*Directions*
Copy out every line exactly, passing over the pictures.
==*==
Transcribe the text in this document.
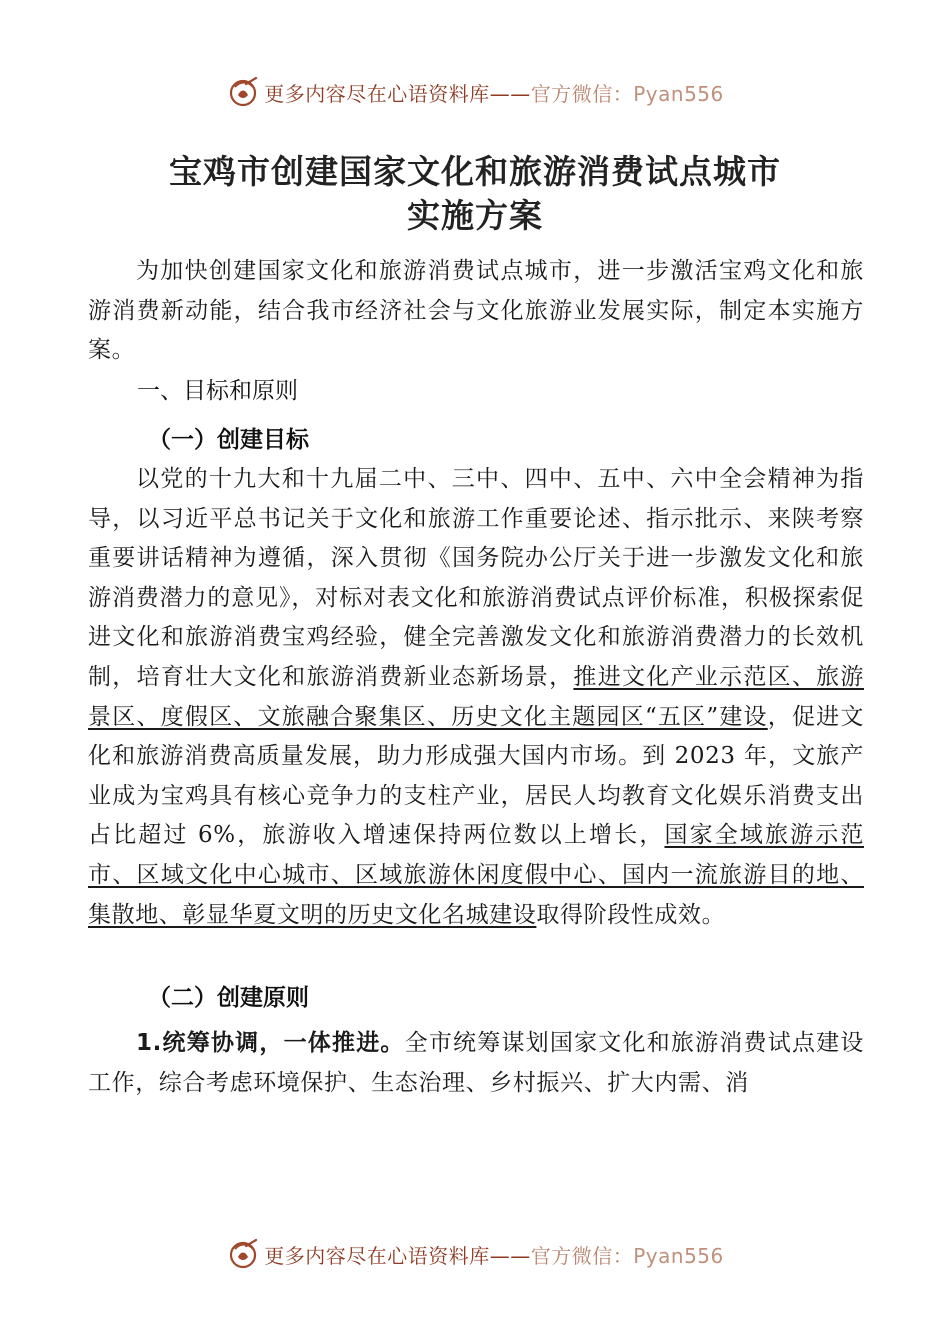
更多内容尽在心语资料库——官方微信：Pyan556
宝鸡市创建国家文化和旅游消费试点城市
实施方案

为加快创建国家文化和旅游消费试点城市，进一步激活宝鸡文化和旅游消费新动能，结合我市经济社会与文化旅游业发展实际，制定本实施方案。

一、目标和原则
（一）创建目标

以党的十九大和十九届二中、三中、四中、五中、六中全会精神为指导，以习近平总书记关于文化和旅游工作重要论述、指示批示、来陕考察重要讲话精神为遵循，深入贯彻《国务院办公厅关于进一步激发文化和旅游消费潜力的意见》，对标对表文化和旅游消费试点评价标准，积极探索促进文化和旅游消费宝鸡经验，健全完善激发文化和旅游消费潜力的长效机制，培育壮大文化和旅游消费新业态新场景，推进文化产业示范区、旅游景区、度假区、文旅融合聚集区、历史文化主题园区“五区”建设，促进文化和旅游消费高质量发展，助力形成强大国内市场。到 2023 年，文旅产业成为宝鸡具有核心竞争力的支柱产业，居民人均教育文化娱乐消费支出占比超过 6%，旅游收入增速保持两位数以上增长，国家全域旅游示范市、区域文化中心城市、区域旅游休闲度假中心、国内一流旅游目的地、集散地、彰显华夏文明的历史文化名城建设取得阶段性成效。

（二）创建原则

1.统筹协调，一体推进。全市统筹谋划国家文化和旅游消费试点建设工作，综合考虑环境保护、生态治理、乡村振兴、扩大内需、消

更多内容尽在心语资料库——官方微信：Pyan556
==*==
*Task response*
Transcribe the text in this document.
更多内容尽在心语资料库——官方微信：Pyan556
宝鸡市创建国家文化和旅游消费试点城市
实施方案

为加快创建国家文化和旅游消费试点城市，进一步激活宝鸡文化和旅游消费新动能，结合我市经济社会与文化旅游业发展实际，制定本实施方案。

一、目标和原则
（一）创建目标

以党的十九大和十九届二中、三中、四中、五中、六中全会精神为指导，以习近平总书记关于文化和旅游工作重要论述、指示批示、来陕考察重要讲话精神为遵循，深入贯彻《国务院办公厅关于进一步激发文化和旅游消费潜力的意见》，对标对表文化和旅游消费试点评价标准，积极探索促进文化和旅游消费宝鸡经验，健全完善激发文化和旅游消费潜力的长效机制，培育壮大文化和旅游消费新业态新场景，推进文化产业示范区、旅游景区、度假区、文旅融合聚集区、历史文化主题园区“五区”建设，促进文化和旅游消费高质量发展，助力形成强大国内市场。到 2023 年，文旅产业成为宝鸡具有核心竞争力的支柱产业，居民人均教育文化娱乐消费支出占比超过 6%，旅游收入增速保持两位数以上增长，国家全域旅游示范市、区域文化中心城市、区域旅游休闲度假中心、国内一流旅游目的地、集散地、彰显华夏文明的历史文化名城建设取得阶段性成效。

（二）创建原则

1.统筹协调，一体推进。全市统筹谋划国家文化和旅游消费试点建设工作，综合考虑环境保护、生态治理、乡村振兴、扩大内需、消

更多内容尽在心语资料库——官方微信：Pyan556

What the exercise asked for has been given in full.